* [Objective]:
Reproduce the records exactly.

============================================================

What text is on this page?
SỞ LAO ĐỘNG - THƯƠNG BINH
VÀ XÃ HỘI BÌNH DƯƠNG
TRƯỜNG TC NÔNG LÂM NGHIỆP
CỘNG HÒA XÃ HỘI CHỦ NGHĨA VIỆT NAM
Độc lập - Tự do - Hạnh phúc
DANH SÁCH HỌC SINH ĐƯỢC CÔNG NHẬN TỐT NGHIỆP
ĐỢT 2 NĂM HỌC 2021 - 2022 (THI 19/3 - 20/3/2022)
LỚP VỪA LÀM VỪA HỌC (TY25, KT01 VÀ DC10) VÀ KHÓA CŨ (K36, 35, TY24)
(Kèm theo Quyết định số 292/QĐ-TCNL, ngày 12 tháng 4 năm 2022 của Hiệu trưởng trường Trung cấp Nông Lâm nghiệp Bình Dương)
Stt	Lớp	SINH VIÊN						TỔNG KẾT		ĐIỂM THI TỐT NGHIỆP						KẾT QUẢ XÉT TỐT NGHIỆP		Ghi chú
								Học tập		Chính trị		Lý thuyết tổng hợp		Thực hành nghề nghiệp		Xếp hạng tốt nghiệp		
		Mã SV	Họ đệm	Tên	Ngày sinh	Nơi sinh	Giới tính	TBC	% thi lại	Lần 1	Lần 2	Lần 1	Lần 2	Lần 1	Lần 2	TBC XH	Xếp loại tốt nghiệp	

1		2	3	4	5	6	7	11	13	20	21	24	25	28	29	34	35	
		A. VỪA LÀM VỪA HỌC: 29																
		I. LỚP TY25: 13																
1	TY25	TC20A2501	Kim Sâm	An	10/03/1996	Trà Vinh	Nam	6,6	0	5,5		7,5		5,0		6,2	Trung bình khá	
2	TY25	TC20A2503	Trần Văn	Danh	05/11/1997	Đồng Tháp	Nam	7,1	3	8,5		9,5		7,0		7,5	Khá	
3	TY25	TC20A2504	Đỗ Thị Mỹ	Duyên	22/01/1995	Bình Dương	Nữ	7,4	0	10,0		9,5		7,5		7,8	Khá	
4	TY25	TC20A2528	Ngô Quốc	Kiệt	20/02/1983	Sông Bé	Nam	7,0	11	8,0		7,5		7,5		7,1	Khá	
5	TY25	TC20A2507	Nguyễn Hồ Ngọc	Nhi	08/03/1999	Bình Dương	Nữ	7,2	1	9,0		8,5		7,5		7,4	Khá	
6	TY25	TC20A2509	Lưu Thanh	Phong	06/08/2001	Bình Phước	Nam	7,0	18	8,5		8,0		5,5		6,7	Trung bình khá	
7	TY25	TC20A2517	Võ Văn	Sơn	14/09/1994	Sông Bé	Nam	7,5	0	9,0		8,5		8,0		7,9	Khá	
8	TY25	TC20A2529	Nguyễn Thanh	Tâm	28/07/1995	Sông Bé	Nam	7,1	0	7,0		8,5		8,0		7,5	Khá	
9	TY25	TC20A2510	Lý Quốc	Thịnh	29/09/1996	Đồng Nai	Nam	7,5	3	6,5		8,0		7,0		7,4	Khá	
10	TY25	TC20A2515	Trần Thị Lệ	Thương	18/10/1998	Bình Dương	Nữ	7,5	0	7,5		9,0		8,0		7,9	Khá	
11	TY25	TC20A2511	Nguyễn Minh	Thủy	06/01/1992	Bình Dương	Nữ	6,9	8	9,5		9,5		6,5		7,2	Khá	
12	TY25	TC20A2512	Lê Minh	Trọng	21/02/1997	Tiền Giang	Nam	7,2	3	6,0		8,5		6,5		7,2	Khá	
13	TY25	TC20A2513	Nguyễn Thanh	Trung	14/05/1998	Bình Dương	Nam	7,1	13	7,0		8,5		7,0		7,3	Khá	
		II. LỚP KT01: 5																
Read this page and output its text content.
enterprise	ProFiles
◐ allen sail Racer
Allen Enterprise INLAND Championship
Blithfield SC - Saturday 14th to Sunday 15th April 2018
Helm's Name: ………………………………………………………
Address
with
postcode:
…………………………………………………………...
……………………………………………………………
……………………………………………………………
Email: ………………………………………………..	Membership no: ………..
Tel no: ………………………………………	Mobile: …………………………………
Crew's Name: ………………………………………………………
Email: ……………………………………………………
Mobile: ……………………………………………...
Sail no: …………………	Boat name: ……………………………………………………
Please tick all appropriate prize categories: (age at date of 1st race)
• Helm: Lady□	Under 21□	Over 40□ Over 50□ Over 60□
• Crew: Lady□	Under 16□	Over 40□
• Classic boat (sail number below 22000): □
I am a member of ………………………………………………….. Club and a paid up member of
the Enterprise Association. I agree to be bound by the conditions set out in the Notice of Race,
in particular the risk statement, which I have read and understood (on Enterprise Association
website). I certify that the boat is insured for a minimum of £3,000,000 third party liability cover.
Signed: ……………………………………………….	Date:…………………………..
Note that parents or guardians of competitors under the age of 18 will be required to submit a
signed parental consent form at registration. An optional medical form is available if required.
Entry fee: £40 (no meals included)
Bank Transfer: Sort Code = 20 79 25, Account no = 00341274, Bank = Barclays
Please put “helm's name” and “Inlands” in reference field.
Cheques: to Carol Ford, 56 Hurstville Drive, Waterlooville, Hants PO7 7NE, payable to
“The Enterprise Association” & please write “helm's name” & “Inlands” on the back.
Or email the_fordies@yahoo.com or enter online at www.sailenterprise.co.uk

============================================================

* [Task output]:
What text is on this page?
SỞ LAO ĐỘNG - THƯƠNG BINH
VÀ XÃ HỘI BÌNH DƯƠNG
TRƯỜNG TC NÔNG LÂM NGHIỆP
CỘNG HÒA XÃ HỘI CHỦ NGHĨA VIỆT NAM
Độc lập - Tự do - Hạnh phúc
DANH SÁCH HỌC SINH ĐƯỢC CÔNG NHẬN TỐT NGHIỆP
ĐỢT 2 NĂM HỌC 2021 - 2022 (THI 19/3 - 20/3/2022)
LỚP VỪA LÀM VỪA HỌC (TY25, KT01 VÀ DC10) VÀ KHÓA CŨ (K36, 35, TY24)
(Kèm theo Quyết định số 292/QĐ-TCNL, ngày 12 tháng 4 năm 2022 của Hiệu trưởng trường Trung cấp Nông Lâm nghiệp Bình Dương)
Stt	Lớp	SINH VIÊN						TỔNG KẾT		ĐIỂM THI TỐT NGHIỆP						KẾT QUẢ XÉT TỐT NGHIỆP		Ghi chú
								Học tập		Chính trị		Lý thuyết tổng hợp		Thực hành nghề nghiệp		Xếp hạng tốt nghiệp		
		Mã SV	Họ đệm	Tên	Ngày sinh	Nơi sinh	Giới tính	TBC	% thi lại	Lần 1	Lần 2	Lần 1	Lần 2	Lần 1	Lần 2	TBC XH	Xếp loại tốt nghiệp	

1		2	3	4	5	6	7	11	13	20	21	24	25	28	29	34	35	
		A. VỪA LÀM VỪA HỌC: 29																
		I. LỚP TY25: 13																
1	TY25	TC20A2501	Kim Sâm	An	10/03/1996	Trà Vinh	Nam	6,6	0	5,5		7,5		5,0		6,2	Trung bình khá	
2	TY25	TC20A2503	Trần Văn	Danh	05/11/1997	Đồng Tháp	Nam	7,1	3	8,5		9,5		7,0		7,5	Khá	
3	TY25	TC20A2504	Đỗ Thị Mỹ	Duyên	22/01/1995	Bình Dương	Nữ	7,4	0	10,0		9,5		7,5		7,8	Khá	
4	TY25	TC20A2528	Ngô Quốc	Kiệt	20/02/1983	Sông Bé	Nam	7,0	11	8,0		7,5		7,5		7,1	Khá	
5	TY25	TC20A2507	Nguyễn Hồ Ngọc	Nhi	08/03/1999	Bình Dương	Nữ	7,2	1	9,0		8,5		7,5		7,4	Khá	
6	TY25	TC20A2509	Lưu Thanh	Phong	06/08/2001	Bình Phước	Nam	7,0	18	8,5		8,0		5,5		6,7	Trung bình khá	
7	TY25	TC20A2517	Võ Văn	Sơn	14/09/1994	Sông Bé	Nam	7,5	0	9,0		8,5		8,0		7,9	Khá	
8	TY25	TC20A2529	Nguyễn Thanh	Tâm	28/07/1995	Sông Bé	Nam	7,1	0	7,0		8,5		8,0		7,5	Khá	
9	TY25	TC20A2510	Lý Quốc	Thịnh	29/09/1996	Đồng Nai	Nam	7,5	3	6,5		8,0		7,0		7,4	Khá	
10	TY25	TC20A2515	Trần Thị Lệ	Thương	18/10/1998	Bình Dương	Nữ	7,5	0	7,5		9,0		8,0		7,9	Khá	
11	TY25	TC20A2511	Nguyễn Minh	Thủy	06/01/1992	Bình Dương	Nữ	6,9	8	9,5		9,5		6,5		7,2	Khá	
12	TY25	TC20A2512	Lê Minh	Trọng	21/02/1997	Tiền Giang	Nam	7,2	3	6,0		8,5		6,5		7,2	Khá	
13	TY25	TC20A2513	Nguyễn Thanh	Trung	14/05/1998	Bình Dương	Nam	7,1	13	7,0		8,5		7,0		7,3	Khá	
		II. LỚP KT01: 5																
Read this page and output its text content.
enterprise	ProFiles
◐ allen sail Racer
Allen Enterprise INLAND Championship
Blithfield SC - Saturday 14th to Sunday 15th April 2018
Helm's Name: ………………………………………………………
Address
with
postcode:
…………………………………………………………...
……………………………………………………………
……………………………………………………………
Email: ………………………………………………..	Membership no: ………..
Tel no: ………………………………………	Mobile: …………………………………
Crew's Name: ………………………………………………………
Email: ……………………………………………………
Mobile: ……………………………………………...
Sail no: …………………	Boat name: ……………………………………………………
Please tick all appropriate prize categories: (age at date of 1st race)
• Helm: Lady□	Under 21□	Over 40□ Over 50□ Over 60□
• Crew: Lady□	Under 16□	Over 40□
• Classic boat (sail number below 22000): □
I am a member of ………………………………………………….. Club and a paid up member of
the Enterprise Association. I agree to be bound by the conditions set out in the Notice of Race,
in particular the risk statement, which I have read and understood (on Enterprise Association
website). I certify that the boat is insured for a minimum of £3,000,000 third party liability cover.
Signed: ……………………………………………….	Date:…………………………..
Note that parents or guardians of competitors under the age of 18 will be required to submit a
signed parental consent form at registration. An optional medical form is available if required.
Entry fee: £40 (no meals included)
Bank Transfer: Sort Code = 20 79 25, Account no = 00341274, Bank = Barclays
Please put “helm's name” and “Inlands” in reference field.
Cheques: to Carol Ford, 56 Hurstville Drive, Waterlooville, Hants PO7 7NE, payable to
“The Enterprise Association” & please write “helm's name” & “Inlands” on the back.
Or email the_fordies@yahoo.com or enter online at www.sailenterprise.co.uk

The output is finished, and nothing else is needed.